**Task directions**
Report every line in the listing below where the string "interest" shows up.

**Records contained in a dataset**
"""
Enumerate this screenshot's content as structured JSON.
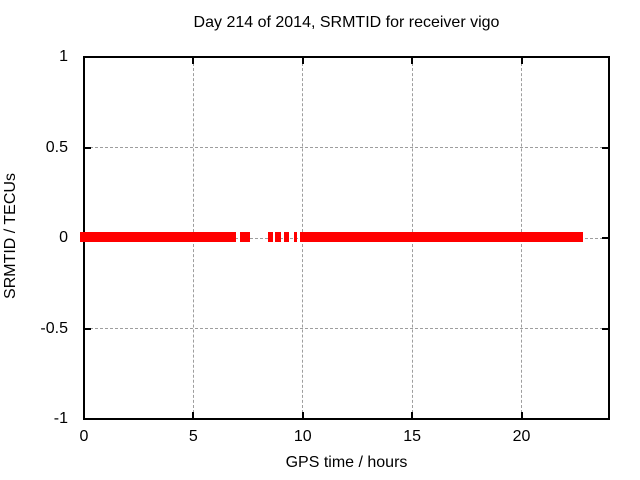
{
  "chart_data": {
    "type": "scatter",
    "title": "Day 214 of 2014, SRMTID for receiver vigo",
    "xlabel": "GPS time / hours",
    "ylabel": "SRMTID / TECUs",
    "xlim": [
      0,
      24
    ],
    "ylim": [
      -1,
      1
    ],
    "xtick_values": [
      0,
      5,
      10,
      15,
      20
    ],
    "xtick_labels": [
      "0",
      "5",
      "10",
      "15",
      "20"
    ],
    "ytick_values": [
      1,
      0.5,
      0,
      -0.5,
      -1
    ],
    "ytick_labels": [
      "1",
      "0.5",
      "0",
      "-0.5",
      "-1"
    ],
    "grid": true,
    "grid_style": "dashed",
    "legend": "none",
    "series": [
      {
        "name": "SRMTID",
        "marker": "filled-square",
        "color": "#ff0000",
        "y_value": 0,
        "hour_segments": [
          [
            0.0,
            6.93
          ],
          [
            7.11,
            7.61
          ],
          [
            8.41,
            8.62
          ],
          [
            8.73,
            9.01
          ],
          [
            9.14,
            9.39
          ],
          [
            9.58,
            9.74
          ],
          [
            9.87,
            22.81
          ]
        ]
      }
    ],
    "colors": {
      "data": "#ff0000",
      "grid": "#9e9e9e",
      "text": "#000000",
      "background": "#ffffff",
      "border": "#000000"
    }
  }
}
"""
"""
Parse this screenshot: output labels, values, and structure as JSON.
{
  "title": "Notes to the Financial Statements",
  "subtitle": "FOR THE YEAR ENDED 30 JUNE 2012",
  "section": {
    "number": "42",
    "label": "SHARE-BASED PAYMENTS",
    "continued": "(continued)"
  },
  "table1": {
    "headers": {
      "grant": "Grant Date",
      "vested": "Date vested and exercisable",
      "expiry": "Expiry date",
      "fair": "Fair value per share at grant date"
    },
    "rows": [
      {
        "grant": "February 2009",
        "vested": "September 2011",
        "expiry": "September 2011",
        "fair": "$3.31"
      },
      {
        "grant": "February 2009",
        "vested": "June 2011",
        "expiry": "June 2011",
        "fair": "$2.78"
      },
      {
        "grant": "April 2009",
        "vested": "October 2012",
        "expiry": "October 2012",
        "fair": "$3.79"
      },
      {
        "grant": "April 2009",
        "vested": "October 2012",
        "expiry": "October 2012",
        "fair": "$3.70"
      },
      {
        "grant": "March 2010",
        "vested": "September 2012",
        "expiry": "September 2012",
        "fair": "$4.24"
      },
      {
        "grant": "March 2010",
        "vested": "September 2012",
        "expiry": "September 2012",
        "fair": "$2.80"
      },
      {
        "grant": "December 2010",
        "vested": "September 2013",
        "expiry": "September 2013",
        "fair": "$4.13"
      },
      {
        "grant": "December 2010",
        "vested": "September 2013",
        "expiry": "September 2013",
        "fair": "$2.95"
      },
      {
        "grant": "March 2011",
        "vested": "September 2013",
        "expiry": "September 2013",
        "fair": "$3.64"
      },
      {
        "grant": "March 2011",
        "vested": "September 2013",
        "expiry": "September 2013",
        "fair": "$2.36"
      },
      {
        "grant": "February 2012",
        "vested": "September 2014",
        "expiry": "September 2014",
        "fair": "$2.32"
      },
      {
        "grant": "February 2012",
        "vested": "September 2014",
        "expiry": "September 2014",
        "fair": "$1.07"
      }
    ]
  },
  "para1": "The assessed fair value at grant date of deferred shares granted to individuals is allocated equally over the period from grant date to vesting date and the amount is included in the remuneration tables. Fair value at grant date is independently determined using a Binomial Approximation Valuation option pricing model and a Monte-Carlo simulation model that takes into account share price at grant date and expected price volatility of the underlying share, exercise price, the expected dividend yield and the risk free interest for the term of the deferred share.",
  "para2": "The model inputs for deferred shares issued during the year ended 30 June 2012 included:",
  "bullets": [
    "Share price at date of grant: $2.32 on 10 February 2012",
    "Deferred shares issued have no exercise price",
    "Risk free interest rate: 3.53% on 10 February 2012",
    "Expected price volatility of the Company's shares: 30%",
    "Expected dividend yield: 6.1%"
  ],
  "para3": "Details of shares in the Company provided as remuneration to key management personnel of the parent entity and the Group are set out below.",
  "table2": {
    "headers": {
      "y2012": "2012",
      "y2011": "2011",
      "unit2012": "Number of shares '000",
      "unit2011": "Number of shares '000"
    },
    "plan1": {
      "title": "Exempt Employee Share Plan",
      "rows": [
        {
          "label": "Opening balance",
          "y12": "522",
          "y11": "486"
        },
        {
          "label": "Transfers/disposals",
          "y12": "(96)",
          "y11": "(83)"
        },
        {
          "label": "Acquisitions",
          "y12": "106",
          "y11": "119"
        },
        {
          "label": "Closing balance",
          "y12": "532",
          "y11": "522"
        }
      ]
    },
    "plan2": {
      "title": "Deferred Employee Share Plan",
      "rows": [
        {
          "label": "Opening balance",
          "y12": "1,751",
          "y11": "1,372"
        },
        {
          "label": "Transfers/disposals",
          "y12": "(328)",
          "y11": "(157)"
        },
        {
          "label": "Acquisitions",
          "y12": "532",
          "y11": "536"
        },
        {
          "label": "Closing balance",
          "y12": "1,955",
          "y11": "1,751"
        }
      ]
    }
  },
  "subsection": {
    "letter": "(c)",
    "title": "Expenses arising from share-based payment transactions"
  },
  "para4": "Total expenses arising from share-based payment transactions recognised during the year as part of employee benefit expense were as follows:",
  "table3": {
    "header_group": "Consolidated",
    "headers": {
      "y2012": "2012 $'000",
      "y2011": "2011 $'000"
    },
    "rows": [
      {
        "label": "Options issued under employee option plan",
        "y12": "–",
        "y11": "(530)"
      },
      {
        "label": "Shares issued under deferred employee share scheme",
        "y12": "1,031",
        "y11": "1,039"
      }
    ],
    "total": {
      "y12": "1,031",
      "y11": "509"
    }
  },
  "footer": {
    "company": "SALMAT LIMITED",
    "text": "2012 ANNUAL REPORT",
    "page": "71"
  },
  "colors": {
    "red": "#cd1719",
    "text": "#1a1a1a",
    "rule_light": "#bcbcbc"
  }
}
"""
"""
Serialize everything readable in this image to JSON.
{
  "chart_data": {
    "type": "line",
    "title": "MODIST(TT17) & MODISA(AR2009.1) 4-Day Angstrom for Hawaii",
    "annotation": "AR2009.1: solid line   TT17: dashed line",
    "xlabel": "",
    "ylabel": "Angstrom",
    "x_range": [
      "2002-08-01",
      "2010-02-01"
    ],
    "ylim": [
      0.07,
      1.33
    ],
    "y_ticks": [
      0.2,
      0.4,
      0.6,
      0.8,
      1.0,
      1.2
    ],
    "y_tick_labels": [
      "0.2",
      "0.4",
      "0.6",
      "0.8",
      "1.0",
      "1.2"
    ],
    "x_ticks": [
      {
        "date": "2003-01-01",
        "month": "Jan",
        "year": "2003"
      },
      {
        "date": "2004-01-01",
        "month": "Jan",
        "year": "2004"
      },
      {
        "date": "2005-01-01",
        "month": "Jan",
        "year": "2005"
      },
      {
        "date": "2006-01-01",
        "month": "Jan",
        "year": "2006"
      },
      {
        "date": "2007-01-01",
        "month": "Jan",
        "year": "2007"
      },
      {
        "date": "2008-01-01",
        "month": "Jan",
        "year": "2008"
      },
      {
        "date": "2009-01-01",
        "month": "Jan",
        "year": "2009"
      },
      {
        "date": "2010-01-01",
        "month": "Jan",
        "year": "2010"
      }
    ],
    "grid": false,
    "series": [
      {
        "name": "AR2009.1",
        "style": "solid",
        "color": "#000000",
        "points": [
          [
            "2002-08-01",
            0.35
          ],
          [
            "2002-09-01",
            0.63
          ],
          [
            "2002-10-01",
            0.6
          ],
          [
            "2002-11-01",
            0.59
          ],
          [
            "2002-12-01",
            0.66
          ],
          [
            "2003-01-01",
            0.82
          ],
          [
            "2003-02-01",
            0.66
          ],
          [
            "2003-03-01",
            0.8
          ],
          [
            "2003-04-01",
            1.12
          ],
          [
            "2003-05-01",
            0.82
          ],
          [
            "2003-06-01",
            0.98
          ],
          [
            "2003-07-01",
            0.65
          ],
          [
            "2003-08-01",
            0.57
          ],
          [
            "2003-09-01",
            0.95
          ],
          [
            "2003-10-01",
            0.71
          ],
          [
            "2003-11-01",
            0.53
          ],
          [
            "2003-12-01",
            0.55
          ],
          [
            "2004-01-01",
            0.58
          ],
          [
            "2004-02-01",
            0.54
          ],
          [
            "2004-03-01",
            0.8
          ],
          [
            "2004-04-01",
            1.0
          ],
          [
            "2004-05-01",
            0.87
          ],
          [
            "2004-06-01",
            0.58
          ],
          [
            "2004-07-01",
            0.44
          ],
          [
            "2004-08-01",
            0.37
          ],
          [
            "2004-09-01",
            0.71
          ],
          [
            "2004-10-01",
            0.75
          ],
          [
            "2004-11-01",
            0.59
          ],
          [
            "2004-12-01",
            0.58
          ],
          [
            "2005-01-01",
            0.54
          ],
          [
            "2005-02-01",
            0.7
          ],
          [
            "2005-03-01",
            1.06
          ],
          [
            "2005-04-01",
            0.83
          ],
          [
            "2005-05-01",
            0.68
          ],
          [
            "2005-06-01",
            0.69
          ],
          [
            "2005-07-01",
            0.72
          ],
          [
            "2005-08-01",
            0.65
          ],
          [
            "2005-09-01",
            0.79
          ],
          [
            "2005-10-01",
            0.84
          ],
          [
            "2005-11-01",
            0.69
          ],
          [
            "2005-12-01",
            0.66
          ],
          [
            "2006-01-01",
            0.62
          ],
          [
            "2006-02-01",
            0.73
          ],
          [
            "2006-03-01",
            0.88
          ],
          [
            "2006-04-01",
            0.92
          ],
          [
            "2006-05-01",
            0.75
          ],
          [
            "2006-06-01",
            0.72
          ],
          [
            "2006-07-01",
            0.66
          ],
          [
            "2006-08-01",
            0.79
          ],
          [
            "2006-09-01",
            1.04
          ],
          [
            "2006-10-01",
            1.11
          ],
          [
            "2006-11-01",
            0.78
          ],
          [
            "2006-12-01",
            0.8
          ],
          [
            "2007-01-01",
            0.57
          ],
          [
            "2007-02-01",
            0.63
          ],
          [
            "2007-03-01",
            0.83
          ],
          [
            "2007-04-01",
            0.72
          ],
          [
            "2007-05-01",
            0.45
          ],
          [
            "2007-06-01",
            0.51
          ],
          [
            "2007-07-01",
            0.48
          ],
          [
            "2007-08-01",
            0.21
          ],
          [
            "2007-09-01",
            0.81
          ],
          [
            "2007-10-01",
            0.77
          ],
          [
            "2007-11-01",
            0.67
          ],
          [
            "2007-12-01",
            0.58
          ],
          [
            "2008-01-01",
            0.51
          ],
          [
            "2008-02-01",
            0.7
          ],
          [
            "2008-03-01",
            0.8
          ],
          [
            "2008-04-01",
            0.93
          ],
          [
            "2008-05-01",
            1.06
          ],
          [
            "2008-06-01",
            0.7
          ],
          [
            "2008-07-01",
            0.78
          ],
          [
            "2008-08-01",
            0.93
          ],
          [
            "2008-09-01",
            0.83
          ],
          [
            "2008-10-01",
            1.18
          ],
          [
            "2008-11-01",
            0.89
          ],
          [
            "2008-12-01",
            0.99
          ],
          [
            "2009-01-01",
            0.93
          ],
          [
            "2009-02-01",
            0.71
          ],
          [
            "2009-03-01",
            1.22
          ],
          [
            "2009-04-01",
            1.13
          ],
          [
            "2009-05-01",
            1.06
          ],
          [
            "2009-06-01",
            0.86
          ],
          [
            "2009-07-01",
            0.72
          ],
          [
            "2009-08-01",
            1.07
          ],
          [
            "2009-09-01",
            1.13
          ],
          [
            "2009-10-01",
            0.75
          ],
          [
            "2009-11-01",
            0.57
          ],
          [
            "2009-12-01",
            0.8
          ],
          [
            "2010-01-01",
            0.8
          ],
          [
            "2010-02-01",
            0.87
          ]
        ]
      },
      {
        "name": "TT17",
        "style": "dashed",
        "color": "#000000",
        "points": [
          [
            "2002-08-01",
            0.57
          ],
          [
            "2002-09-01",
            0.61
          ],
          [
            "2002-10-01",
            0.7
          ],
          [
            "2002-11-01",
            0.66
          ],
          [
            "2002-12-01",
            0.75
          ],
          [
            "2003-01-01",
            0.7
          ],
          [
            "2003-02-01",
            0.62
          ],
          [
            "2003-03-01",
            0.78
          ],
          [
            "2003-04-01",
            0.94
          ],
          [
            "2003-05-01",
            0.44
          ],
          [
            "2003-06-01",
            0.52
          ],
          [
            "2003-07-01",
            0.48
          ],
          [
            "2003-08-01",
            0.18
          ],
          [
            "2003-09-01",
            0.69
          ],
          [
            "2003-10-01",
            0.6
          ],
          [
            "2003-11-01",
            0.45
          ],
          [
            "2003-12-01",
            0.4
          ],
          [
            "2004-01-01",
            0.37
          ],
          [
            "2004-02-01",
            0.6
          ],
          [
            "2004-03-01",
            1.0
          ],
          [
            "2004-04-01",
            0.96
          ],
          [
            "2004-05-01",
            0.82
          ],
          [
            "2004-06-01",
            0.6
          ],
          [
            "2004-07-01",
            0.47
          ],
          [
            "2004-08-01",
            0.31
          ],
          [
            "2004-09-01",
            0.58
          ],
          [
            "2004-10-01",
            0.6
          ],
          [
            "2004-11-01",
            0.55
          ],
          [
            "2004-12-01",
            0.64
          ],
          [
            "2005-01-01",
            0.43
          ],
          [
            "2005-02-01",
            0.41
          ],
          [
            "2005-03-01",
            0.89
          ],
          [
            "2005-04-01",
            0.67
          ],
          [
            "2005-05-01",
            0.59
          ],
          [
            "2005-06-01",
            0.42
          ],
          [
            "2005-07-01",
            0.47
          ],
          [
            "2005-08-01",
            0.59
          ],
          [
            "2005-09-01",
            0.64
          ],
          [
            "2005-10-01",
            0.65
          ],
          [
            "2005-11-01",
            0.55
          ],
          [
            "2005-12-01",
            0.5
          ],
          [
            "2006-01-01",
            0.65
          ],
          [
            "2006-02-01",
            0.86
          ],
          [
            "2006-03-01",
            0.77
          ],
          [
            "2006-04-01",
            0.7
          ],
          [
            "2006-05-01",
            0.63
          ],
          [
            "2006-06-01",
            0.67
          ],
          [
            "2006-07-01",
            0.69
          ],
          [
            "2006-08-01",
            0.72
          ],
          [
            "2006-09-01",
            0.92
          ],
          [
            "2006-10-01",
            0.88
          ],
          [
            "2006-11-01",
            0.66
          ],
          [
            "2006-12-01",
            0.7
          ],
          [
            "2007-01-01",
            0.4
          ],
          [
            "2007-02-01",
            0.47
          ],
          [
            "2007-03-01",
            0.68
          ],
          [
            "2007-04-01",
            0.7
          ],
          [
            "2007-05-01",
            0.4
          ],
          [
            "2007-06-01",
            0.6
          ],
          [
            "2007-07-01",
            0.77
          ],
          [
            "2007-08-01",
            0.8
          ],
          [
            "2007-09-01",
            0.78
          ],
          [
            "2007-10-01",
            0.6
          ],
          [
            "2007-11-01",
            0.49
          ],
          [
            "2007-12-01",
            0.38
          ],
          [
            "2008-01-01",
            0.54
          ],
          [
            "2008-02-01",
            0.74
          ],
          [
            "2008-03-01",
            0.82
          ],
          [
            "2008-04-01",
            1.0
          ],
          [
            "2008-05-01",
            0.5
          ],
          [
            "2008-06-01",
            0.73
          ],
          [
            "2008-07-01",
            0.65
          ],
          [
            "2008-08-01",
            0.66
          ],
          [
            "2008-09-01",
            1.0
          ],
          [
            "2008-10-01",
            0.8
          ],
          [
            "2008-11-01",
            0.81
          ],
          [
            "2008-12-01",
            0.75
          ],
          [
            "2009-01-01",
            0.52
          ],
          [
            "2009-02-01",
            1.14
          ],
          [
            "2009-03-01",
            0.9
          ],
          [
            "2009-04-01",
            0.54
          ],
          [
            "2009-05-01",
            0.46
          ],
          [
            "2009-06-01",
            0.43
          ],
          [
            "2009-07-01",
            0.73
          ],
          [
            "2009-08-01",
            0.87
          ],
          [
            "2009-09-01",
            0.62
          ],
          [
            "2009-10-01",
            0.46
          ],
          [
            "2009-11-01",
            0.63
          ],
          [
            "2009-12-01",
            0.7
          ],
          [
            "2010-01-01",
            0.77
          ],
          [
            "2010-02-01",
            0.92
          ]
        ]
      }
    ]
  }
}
"""
**Finished task**
  "para1": "The assessed fair value at grant date of deferred shares granted to individuals is allocated equally over the period from grant date to vesting date and the amount is included in the remuneration tables. Fair value at grant date is independently determined using a Binomial Approximation Valuation option pricing model and a Monte-Carlo simulation model that takes into account share price at grant date and expected price volatility of the underlying share, exercise price, the expected dividend yield and the risk free interest for the term of the deferred share.",
    "Risk free interest rate: 3.53% on 10 February 2012",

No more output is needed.